EXERCISE TASK:
Where a line holds "Independent", copy it.

Saved entries:
------------

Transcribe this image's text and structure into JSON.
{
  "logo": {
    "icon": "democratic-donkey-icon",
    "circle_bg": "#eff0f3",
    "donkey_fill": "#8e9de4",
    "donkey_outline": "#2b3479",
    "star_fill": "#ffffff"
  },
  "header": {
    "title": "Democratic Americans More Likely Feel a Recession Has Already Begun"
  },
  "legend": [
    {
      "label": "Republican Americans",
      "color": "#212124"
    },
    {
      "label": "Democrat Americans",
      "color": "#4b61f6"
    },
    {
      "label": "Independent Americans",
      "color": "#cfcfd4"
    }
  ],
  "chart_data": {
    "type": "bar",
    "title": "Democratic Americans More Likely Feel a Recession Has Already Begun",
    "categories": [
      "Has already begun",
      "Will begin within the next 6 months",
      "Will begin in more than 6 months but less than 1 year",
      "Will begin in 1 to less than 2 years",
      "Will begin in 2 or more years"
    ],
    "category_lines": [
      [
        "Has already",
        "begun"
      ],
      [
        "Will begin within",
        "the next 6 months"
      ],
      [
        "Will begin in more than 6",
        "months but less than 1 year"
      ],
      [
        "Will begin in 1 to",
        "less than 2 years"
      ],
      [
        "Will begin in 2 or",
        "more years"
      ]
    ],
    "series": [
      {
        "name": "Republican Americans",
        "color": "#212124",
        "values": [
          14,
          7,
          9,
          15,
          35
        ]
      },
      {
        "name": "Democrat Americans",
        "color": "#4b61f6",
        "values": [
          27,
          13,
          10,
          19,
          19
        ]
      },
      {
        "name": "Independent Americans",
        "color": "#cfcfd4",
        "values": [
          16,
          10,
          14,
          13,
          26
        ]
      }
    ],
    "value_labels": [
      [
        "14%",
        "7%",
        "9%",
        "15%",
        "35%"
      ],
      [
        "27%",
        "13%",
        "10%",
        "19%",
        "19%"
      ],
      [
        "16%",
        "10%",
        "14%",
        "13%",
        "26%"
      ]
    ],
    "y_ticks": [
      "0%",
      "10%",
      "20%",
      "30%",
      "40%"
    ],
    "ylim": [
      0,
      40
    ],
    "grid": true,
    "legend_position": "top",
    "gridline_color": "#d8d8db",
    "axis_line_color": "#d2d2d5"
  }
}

------------

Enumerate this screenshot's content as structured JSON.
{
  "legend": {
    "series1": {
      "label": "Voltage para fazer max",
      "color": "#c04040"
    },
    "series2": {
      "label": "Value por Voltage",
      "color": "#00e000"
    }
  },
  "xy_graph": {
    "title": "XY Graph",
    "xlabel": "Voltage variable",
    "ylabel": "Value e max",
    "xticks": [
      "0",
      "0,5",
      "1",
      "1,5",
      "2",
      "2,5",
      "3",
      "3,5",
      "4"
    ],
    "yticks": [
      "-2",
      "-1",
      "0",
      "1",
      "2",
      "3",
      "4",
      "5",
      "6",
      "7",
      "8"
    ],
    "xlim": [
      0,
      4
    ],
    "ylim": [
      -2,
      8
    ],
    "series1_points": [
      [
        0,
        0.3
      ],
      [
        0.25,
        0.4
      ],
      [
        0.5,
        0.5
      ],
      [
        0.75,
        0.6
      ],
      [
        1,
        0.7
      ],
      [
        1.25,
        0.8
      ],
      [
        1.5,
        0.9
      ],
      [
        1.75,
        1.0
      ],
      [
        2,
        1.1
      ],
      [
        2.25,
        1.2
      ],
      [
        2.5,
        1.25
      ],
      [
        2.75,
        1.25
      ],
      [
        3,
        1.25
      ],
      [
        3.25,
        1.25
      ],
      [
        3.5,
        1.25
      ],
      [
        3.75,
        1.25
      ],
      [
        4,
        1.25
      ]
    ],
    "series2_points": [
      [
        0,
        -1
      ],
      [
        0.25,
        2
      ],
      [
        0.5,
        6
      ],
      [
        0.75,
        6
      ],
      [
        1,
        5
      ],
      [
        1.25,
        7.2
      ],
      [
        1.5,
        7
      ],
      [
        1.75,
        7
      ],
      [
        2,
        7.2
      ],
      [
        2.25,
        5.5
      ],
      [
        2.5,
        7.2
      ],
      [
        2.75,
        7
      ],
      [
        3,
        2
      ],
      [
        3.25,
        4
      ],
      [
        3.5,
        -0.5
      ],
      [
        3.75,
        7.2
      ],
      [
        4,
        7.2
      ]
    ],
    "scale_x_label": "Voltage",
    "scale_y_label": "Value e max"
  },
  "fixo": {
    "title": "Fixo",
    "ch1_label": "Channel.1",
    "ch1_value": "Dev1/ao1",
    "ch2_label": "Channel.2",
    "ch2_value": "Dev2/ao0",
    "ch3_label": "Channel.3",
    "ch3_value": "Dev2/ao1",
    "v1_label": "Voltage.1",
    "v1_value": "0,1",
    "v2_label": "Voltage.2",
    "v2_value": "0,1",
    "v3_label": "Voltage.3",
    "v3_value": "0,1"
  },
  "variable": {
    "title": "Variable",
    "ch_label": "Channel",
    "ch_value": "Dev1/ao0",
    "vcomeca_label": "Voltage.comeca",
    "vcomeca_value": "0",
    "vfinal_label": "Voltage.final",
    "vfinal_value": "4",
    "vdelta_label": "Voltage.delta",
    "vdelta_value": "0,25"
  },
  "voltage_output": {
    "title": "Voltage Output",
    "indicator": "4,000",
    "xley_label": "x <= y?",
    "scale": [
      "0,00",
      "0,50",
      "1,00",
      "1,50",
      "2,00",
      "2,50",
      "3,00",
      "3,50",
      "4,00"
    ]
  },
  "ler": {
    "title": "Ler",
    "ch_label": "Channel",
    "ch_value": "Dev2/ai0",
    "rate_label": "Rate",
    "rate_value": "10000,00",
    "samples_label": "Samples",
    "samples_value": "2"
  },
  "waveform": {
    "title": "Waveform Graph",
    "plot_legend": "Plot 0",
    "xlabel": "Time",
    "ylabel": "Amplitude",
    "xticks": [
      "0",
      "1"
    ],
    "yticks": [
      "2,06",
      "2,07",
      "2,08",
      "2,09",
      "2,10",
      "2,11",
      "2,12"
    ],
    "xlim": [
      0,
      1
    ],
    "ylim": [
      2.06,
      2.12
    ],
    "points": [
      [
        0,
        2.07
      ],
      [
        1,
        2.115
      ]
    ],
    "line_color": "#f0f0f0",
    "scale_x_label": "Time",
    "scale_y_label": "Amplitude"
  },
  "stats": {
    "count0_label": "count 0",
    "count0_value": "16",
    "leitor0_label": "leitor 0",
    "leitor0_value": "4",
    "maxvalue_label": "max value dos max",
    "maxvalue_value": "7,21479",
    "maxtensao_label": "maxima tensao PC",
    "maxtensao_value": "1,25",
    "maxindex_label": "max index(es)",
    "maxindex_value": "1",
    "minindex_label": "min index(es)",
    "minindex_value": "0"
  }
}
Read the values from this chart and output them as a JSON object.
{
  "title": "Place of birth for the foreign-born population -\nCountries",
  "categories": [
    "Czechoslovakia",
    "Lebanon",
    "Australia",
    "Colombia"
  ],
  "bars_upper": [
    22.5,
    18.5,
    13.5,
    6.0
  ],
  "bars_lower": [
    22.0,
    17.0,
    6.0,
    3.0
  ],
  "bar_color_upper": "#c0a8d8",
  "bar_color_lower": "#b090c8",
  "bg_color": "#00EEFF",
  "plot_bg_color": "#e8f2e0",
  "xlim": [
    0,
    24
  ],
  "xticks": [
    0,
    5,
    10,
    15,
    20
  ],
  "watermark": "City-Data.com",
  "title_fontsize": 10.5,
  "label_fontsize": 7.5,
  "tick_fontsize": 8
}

------------

ANSWER TO THIS EXERCISE:
      "label": "Independent Americans",
        "name": "Independent Americans",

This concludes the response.